Please reproduce each line of the records below verbatim, with nothing changed or left out.

++++ GIVEN INFORMATION ++++

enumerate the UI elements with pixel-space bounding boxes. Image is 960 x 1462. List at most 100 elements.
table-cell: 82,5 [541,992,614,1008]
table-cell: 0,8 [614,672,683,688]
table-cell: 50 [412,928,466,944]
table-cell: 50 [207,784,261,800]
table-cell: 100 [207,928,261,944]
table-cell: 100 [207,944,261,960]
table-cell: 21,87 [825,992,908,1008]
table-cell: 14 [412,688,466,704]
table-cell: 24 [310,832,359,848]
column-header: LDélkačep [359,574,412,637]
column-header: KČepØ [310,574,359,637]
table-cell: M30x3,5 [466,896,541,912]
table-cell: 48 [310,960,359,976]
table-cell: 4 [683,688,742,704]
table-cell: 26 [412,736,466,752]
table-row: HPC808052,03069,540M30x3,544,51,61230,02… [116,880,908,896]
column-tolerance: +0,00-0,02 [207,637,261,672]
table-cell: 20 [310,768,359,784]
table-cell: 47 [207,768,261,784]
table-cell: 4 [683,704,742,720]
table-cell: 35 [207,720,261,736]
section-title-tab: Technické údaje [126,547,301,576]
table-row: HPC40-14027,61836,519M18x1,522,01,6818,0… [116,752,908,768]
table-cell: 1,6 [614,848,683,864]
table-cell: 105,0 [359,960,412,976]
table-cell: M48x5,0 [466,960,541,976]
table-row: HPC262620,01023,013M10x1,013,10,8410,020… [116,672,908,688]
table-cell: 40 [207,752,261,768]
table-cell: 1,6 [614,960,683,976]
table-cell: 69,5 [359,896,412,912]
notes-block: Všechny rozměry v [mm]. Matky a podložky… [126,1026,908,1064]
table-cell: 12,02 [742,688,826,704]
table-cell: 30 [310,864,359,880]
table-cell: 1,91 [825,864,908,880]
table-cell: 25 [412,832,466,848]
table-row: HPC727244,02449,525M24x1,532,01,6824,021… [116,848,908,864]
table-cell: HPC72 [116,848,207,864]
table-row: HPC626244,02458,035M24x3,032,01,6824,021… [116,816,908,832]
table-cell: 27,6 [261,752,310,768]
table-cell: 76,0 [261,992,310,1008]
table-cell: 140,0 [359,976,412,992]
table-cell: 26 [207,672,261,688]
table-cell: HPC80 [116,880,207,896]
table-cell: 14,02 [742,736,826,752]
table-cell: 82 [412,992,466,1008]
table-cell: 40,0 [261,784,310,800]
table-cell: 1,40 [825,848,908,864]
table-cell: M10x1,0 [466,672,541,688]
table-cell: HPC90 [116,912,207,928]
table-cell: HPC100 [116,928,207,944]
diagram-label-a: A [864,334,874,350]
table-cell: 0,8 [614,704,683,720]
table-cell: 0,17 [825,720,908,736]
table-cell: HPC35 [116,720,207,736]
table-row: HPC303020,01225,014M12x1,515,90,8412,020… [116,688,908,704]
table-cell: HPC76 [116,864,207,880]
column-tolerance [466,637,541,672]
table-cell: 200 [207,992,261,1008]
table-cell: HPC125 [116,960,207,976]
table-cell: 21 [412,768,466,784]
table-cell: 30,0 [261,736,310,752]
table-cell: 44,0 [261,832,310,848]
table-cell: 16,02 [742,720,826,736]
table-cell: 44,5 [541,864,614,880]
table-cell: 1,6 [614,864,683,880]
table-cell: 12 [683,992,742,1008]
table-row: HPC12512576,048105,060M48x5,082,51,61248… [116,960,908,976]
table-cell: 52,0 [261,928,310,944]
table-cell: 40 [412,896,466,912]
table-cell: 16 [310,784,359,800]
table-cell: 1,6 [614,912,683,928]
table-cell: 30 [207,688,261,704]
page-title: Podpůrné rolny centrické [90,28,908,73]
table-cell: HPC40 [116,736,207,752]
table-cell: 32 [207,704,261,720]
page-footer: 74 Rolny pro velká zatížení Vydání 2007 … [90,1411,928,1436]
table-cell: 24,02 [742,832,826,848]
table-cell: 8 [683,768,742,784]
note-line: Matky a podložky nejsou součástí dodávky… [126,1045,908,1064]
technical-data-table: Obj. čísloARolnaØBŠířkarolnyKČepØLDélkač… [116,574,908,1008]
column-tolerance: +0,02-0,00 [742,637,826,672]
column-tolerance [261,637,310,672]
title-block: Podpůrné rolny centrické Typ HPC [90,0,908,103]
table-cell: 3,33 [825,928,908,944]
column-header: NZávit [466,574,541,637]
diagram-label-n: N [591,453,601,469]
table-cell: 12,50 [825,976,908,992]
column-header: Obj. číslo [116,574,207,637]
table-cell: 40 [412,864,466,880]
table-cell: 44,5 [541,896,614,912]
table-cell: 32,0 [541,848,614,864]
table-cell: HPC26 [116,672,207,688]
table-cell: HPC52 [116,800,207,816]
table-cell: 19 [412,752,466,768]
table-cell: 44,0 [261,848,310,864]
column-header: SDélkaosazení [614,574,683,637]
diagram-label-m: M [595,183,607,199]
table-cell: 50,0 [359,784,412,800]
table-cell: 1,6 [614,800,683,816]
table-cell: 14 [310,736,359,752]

++++

◆ COMPLETED TASK:
enumerate the UI elements with pixel-space bounding boxes. Image is 960 x 1462. List at most 100 elements.
table-cell: 82,5 [541,992,614,1008]
table-cell: 0,8 [614,672,683,688]
table-cell: 50 [412,928,466,944]
table-cell: 50 [207,784,261,800]
table-cell: 100 [207,928,261,944]
table-cell: 100 [207,944,261,960]
table-cell: 21,87 [825,992,908,1008]
table-cell: 14 [412,688,466,704]
table-cell: 24 [310,832,359,848]
column-header: LDélkačep [359,574,412,637]
column-header: KČepØ [310,574,359,637]
table-cell: M30x3,5 [466,896,541,912]
table-cell: 48 [310,960,359,976]
table-cell: 4 [683,688,742,704]
table-cell: 26 [412,736,466,752]
table-row: HPC808052,03069,540M30x3,544,51,61230,02… [116,880,908,896]
column-tolerance: +0,00-0,02 [207,637,261,672]
table-cell: 20 [310,768,359,784]
table-cell: 47 [207,768,261,784]
table-cell: 4 [683,704,742,720]
table-cell: 35 [207,720,261,736]
section-title-tab: Technické údaje [126,547,301,576]
table-row: HPC40-14027,61836,519M18x1,522,01,6818,0… [116,752,908,768]
table-cell: 1,6 [614,848,683,864]
table-cell: 105,0 [359,960,412,976]
table-cell: M48x5,0 [466,960,541,976]
table-row: HPC262620,01023,013M10x1,013,10,8410,020… [116,672,908,688]
table-cell: 40 [207,752,261,768]
table-cell: 1,6 [614,960,683,976]
table-cell: 69,5 [359,896,412,912]
notes-block: Všechny rozměry v [mm]. Matky a podložky… [126,1026,908,1064]
table-cell: 12,02 [742,688,826,704]
table-cell: 30 [310,864,359,880]
table-cell: 1,91 [825,864,908,880]
table-cell: 25 [412,832,466,848]
table-row: HPC727244,02449,525M24x1,532,01,6824,021… [116,848,908,864]
table-cell: HPC72 [116,848,207,864]
table-row: HPC626244,02458,035M24x3,032,01,6824,021… [116,816,908,832]
table-cell: 27,6 [261,752,310,768]
table-cell: 76,0 [261,992,310,1008]
table-cell: 140,0 [359,976,412,992]
table-cell: 26 [207,672,261,688]
table-cell: HPC80 [116,880,207,896]
table-cell: 14,02 [742,736,826,752]
table-cell: 82 [412,992,466,1008]
table-cell: 40,0 [261,784,310,800]
table-cell: 1,40 [825,848,908,864]
table-cell: M10x1,0 [466,672,541,688]
table-cell: HPC90 [116,912,207,928]
table-cell: HPC100 [116,928,207,944]
diagram-label-a: A [864,334,874,350]
table-cell: 0,8 [614,704,683,720]
table-cell: 0,17 [825,720,908,736]
table-cell: HPC35 [116,720,207,736]
table-row: HPC303020,01225,014M12x1,515,90,8412,020… [116,688,908,704]
table-cell: HPC76 [116,864,207,880]
column-tolerance [466,637,541,672]
table-cell: 200 [207,992,261,1008]
table-cell: HPC125 [116,960,207,976]
table-cell: 21 [412,768,466,784]
table-cell: 30,0 [261,736,310,752]
table-cell: 44,0 [261,832,310,848]
table-cell: 16,02 [742,720,826,736]
table-cell: 44,5 [541,864,614,880]
table-cell: 1,6 [614,864,683,880]
table-cell: 12 [683,992,742,1008]
table-row: HPC12512576,048105,060M48x5,082,51,61248… [116,960,908,976]
table-cell: 52,0 [261,928,310,944]
table-cell: 40 [412,896,466,912]
table-cell: 16 [310,784,359,800]
table-cell: 1,6 [614,912,683,928]
table-cell: 30 [207,688,261,704]
page-title: Podpůrné rolny centrické [90,28,908,73]
table-cell: HPC40 [116,736,207,752]
table-cell: 32 [207,704,261,720]
page-footer: 74 Rolny pro velká zatížení Vydání 2007 … [90,1411,928,1436]
table-cell: 24,02 [742,832,826,848]
table-cell: 8 [683,768,742,784]
note-line: Matky a podložky nejsou součástí dodávky… [126,1045,908,1064]
technical-data-table: Obj. čísloARolnaØBŠířkarolnyKČepØLDélkač… [116,574,908,1008]
column-tolerance: +0,02-0,00 [742,637,826,672]
column-tolerance [261,637,310,672]
title-block: Podpůrné rolny centrické Typ HPC [90,0,908,103]
table-cell: 3,33 [825,928,908,944]
column-header: NZávit [466,574,541,637]
diagram-label-n: N [591,453,601,469]
table-cell: 12,50 [825,976,908,992]
column-header: Obj. číslo [116,574,207,637]
table-cell: 40 [412,864,466,880]
table-cell: 44,5 [541,896,614,912]
table-cell: 32,0 [541,848,614,864]
table-cell: HPC26 [116,672,207,688]
table-cell: HPC52 [116,800,207,816]
table-cell: 19 [412,752,466,768]
table-cell: 44,0 [261,848,310,864]
column-header: SDélkaosazení [614,574,683,637]
diagram-label-m: M [595,183,607,199]
table-cell: 50,0 [359,784,412,800]
table-cell: 1,6 [614,800,683,816]
table-cell: 14 [310,736,359,752]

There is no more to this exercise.